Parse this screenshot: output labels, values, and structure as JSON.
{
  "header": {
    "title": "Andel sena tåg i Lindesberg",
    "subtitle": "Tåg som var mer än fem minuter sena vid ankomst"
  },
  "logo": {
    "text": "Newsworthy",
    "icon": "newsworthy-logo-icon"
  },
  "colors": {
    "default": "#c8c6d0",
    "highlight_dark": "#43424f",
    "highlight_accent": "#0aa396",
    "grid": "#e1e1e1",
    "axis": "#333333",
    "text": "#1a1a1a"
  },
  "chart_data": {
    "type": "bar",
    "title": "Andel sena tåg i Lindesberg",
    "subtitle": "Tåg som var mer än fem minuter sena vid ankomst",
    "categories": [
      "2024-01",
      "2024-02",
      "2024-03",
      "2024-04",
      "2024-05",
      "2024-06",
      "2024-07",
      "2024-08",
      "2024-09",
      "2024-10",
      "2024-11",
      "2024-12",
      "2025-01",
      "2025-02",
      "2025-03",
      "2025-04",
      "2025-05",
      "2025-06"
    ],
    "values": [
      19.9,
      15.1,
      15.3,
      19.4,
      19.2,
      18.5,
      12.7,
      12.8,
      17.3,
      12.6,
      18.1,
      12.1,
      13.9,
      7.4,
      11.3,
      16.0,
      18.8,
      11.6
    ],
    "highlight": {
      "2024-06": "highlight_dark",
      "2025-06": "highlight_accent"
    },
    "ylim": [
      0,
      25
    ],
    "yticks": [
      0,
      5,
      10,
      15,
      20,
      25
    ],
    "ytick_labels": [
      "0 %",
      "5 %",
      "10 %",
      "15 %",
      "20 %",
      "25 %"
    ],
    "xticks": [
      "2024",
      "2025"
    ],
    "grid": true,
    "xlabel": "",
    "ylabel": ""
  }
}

● **TASK TO CARRY OUT**
Return the listing above in its exact form.

● **RESPONSE TO THIS EXERCISE**
Parse this screenshot: output labels, values, and structure as JSON.
{
  "header": {
    "title": "Andel sena tåg i Lindesberg",
    "subtitle": "Tåg som var mer än fem minuter sena vid ankomst"
  },
  "logo": {
    "text": "Newsworthy",
    "icon": "newsworthy-logo-icon"
  },
  "colors": {
    "default": "#c8c6d0",
    "highlight_dark": "#43424f",
    "highlight_accent": "#0aa396",
    "grid": "#e1e1e1",
    "axis": "#333333",
    "text": "#1a1a1a"
  },
  "chart_data": {
    "type": "bar",
    "title": "Andel sena tåg i Lindesberg",
    "subtitle": "Tåg som var mer än fem minuter sena vid ankomst",
    "categories": [
      "2024-01",
      "2024-02",
      "2024-03",
      "2024-04",
      "2024-05",
      "2024-06",
      "2024-07",
      "2024-08",
      "2024-09",
      "2024-10",
      "2024-11",
      "2024-12",
      "2025-01",
      "2025-02",
      "2025-03",
      "2025-04",
      "2025-05",
      "2025-06"
    ],
    "values": [
      19.9,
      15.1,
      15.3,
      19.4,
      19.2,
      18.5,
      12.7,
      12.8,
      17.3,
      12.6,
      18.1,
      12.1,
      13.9,
      7.4,
      11.3,
      16.0,
      18.8,
      11.6
    ],
    "highlight": {
      "2024-06": "highlight_dark",
      "2025-06": "highlight_accent"
    },
    "ylim": [
      0,
      25
    ],
    "yticks": [
      0,
      5,
      10,
      15,
      20,
      25
    ],
    "ytick_labels": [
      "0 %",
      "5 %",
      "10 %",
      "15 %",
      "20 %",
      "25 %"
    ],
    "xticks": [
      "2024",
      "2025"
    ],
    "grid": true,
    "xlabel": "",
    "ylabel": ""
  }
}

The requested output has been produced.